◆ PROBLEM ◆
Write out the material exactly, with the pictures left out.

◇ ◇ ◇ ◇

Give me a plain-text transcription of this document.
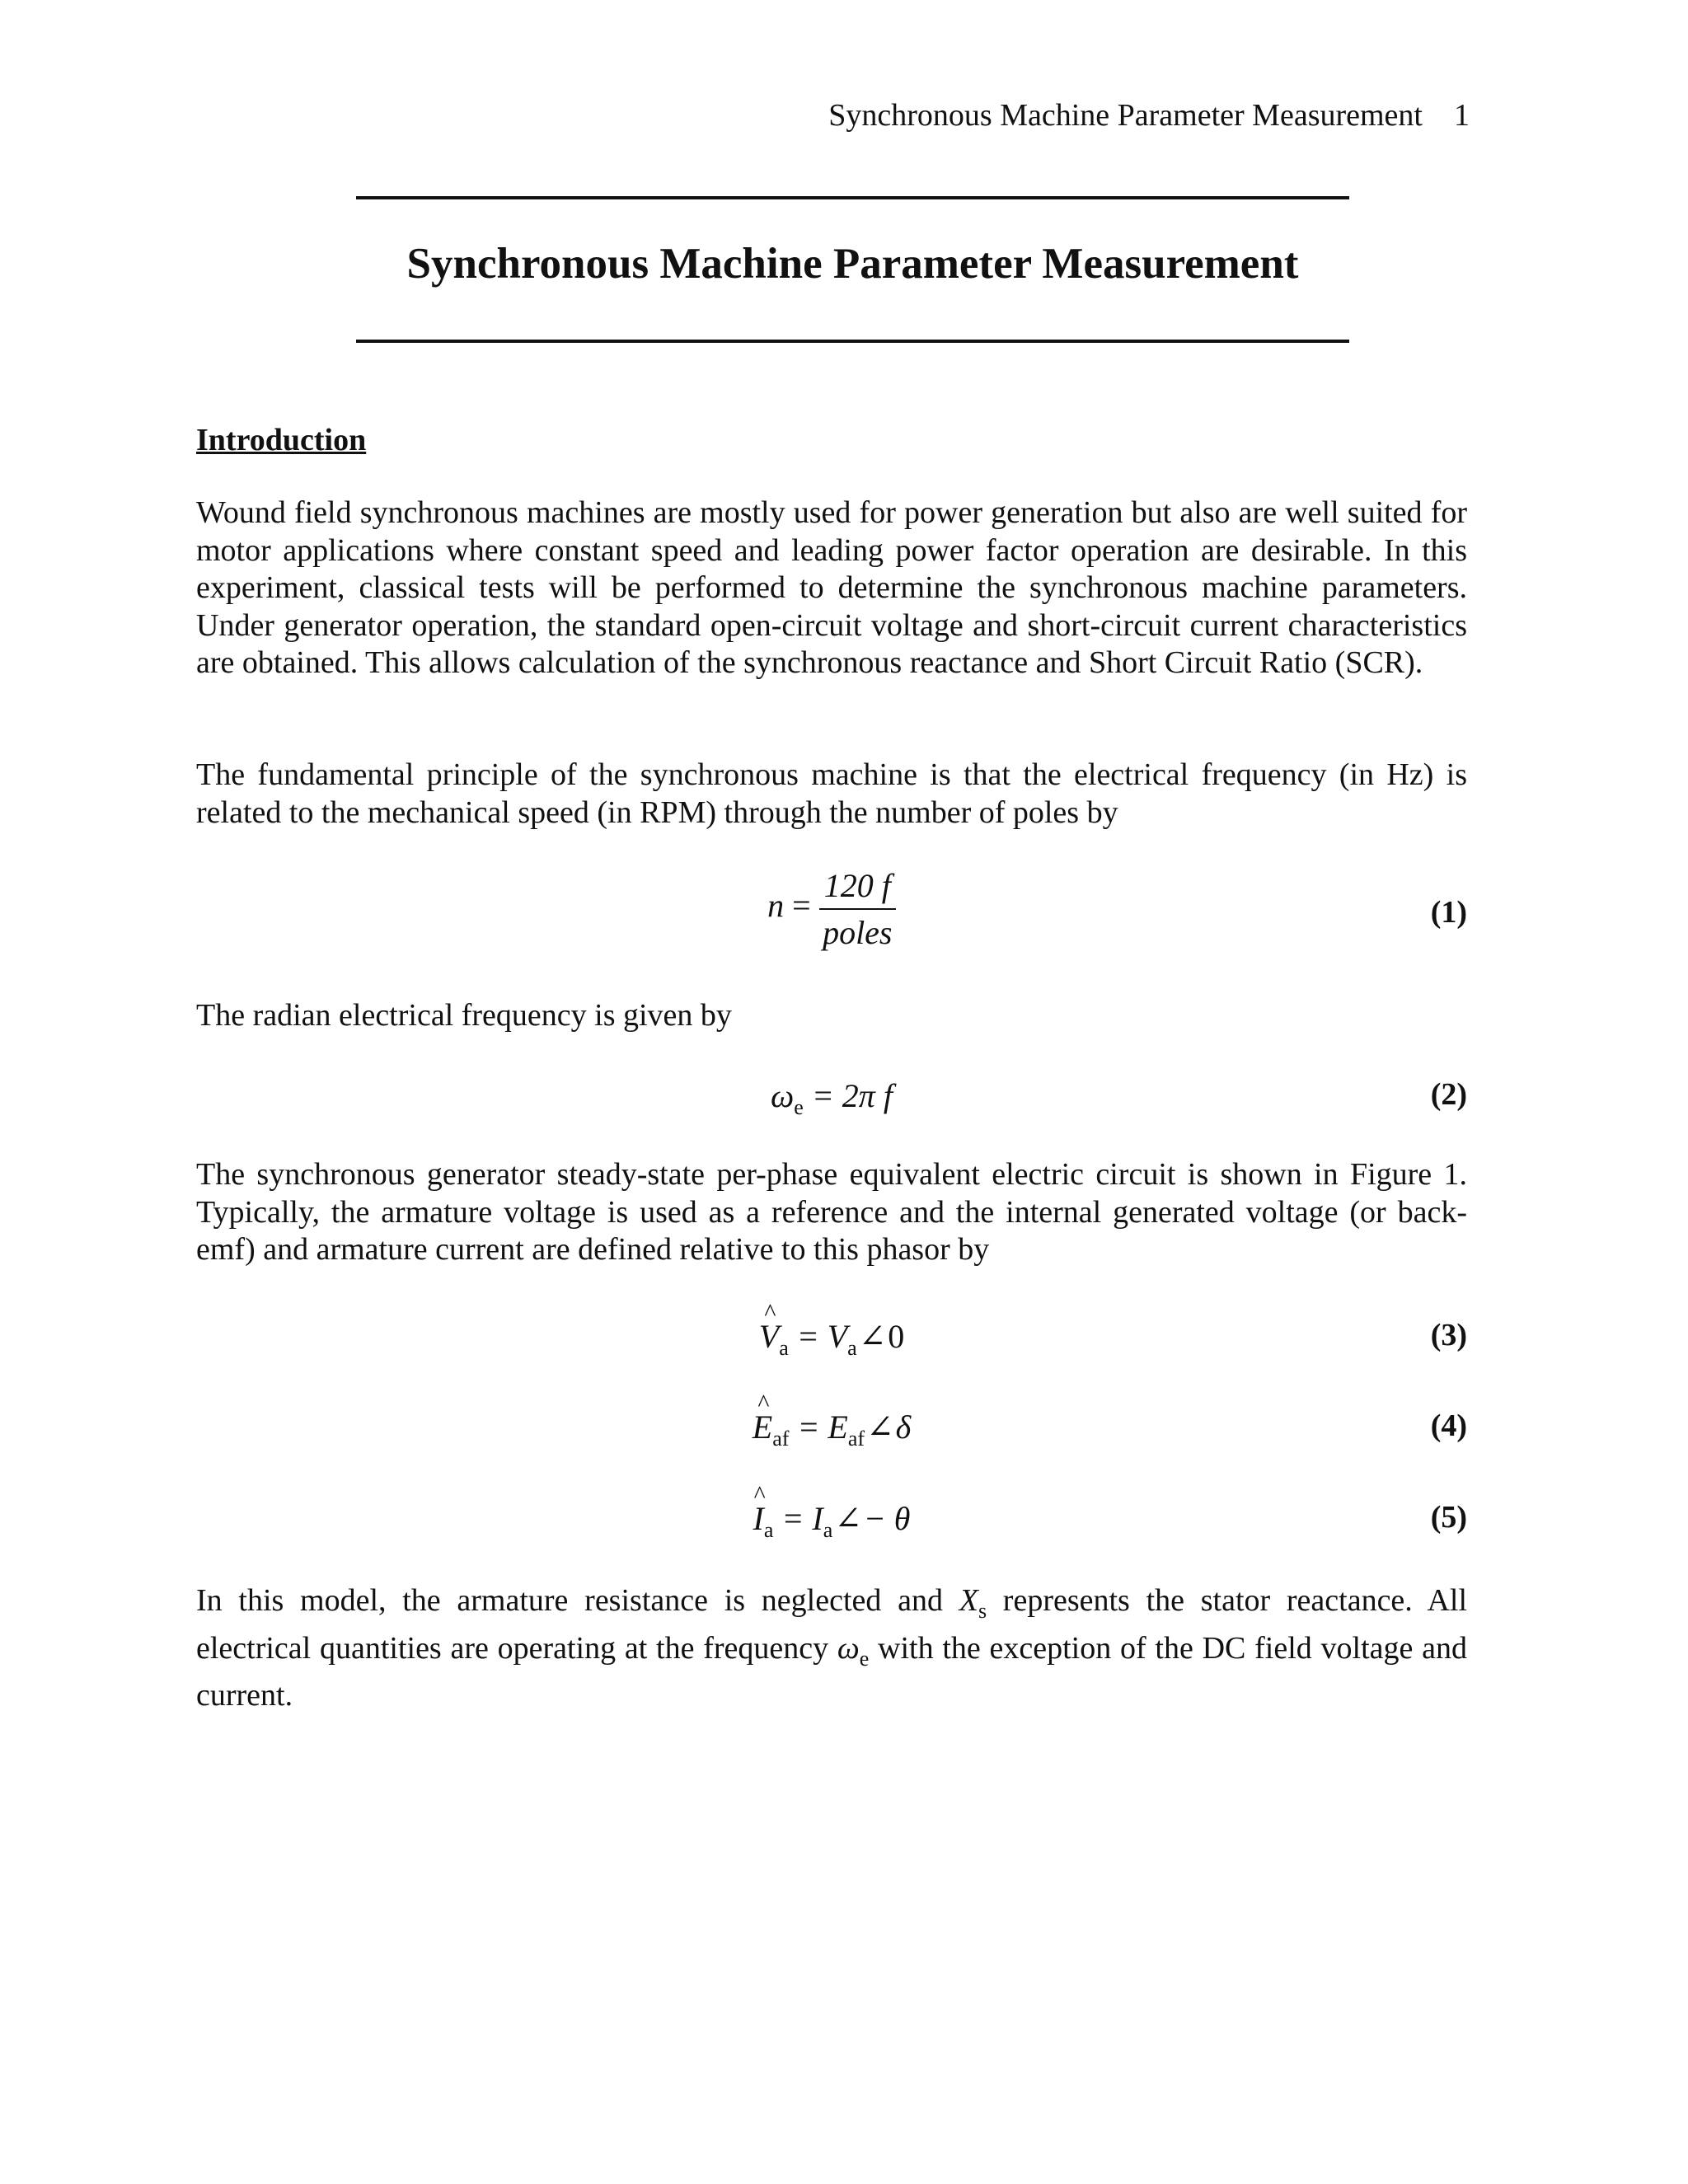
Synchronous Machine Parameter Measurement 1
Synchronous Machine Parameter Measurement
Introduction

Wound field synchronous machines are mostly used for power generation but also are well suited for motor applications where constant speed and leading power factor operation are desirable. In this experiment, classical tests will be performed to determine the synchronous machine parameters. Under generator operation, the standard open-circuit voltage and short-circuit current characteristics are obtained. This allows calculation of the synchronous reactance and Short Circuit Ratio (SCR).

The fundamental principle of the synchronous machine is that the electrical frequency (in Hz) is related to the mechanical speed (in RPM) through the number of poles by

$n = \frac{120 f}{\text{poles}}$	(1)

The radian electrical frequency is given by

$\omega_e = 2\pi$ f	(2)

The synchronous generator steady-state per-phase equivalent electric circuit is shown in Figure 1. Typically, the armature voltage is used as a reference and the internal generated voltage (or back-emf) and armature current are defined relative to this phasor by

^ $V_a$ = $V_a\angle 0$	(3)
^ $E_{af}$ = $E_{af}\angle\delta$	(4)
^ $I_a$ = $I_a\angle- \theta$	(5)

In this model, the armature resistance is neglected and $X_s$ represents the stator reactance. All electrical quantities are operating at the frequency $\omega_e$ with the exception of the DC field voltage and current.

◇ ◇ ◇ ◇

◆ EXPECTED ANSWER ◆
Give me a plain-text transcription of this document.
Synchronous Machine Parameter Measurement 1
Synchronous Machine Parameter Measurement
Introduction

Wound field synchronous machines are mostly used for power generation but also are well suited for motor applications where constant speed and leading power factor operation are desirable. In this experiment, classical tests will be performed to determine the synchronous machine parameters. Under generator operation, the standard open-circuit voltage and short-circuit current characteristics are obtained. This allows calculation of the synchronous reactance and Short Circuit Ratio (SCR).

The fundamental principle of the synchronous machine is that the electrical frequency (in Hz) is related to the mechanical speed (in RPM) through the number of poles by

$n = \frac{120 f}{\text{poles}}$	(1)

The radian electrical frequency is given by

$\omega_e = 2\pi$ f	(2)

The synchronous generator steady-state per-phase equivalent electric circuit is shown in Figure 1. Typically, the armature voltage is used as a reference and the internal generated voltage (or back-emf) and armature current are defined relative to this phasor by

^ $V_a$ = $V_a\angle 0$	(3)
^ $E_{af}$ = $E_{af}\angle\delta$	(4)
^ $I_a$ = $I_a\angle- \theta$	(5)

In this model, the armature resistance is neglected and $X_s$ represents the stator reactance. All electrical quantities are operating at the frequency $\omega_e$ with the exception of the DC field voltage and current.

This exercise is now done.